INSTRUCTIONS FOR THE TASK
Extract all lines from the data beneath that include the word "нейтральна".

[Collection entries]
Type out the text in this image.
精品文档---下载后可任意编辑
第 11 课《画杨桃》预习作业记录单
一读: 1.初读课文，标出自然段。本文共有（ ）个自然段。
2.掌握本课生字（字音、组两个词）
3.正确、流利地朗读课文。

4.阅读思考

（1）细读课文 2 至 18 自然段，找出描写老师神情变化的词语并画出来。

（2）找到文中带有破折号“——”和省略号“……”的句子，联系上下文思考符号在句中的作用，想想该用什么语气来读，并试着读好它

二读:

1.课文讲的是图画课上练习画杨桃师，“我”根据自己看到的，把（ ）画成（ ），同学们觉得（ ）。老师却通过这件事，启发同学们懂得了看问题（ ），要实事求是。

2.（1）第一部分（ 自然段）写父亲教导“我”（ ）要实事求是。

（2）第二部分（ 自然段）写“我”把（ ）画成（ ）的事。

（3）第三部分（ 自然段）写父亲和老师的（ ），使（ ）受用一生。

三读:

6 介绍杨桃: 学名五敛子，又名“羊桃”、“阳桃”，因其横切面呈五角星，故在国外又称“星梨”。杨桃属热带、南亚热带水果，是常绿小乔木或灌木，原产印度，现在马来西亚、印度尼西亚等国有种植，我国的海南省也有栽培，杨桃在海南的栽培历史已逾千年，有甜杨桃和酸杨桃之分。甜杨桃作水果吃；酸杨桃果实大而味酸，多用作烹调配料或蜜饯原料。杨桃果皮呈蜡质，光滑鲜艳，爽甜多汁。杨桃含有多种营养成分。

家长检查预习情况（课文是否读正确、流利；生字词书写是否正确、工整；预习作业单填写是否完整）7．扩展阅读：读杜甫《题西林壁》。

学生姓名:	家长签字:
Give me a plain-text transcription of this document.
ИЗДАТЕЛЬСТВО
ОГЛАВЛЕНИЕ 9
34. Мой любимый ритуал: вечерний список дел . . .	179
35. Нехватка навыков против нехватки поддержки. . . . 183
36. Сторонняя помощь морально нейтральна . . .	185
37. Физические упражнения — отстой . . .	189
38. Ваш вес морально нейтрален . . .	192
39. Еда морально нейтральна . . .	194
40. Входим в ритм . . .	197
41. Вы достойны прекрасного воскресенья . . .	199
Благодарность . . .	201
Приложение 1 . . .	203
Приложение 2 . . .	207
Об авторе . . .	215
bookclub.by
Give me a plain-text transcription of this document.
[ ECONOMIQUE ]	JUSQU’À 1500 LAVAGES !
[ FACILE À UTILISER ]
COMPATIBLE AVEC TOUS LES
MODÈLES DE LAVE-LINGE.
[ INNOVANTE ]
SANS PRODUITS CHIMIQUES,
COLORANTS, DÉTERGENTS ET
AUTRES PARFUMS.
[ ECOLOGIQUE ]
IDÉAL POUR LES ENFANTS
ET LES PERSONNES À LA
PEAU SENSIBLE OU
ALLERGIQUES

ANSWER TO THIS PROBLEM
36. Сторонняя помощь морально нейтральна . . .	185
39. Еда морально нейтральна . . .	194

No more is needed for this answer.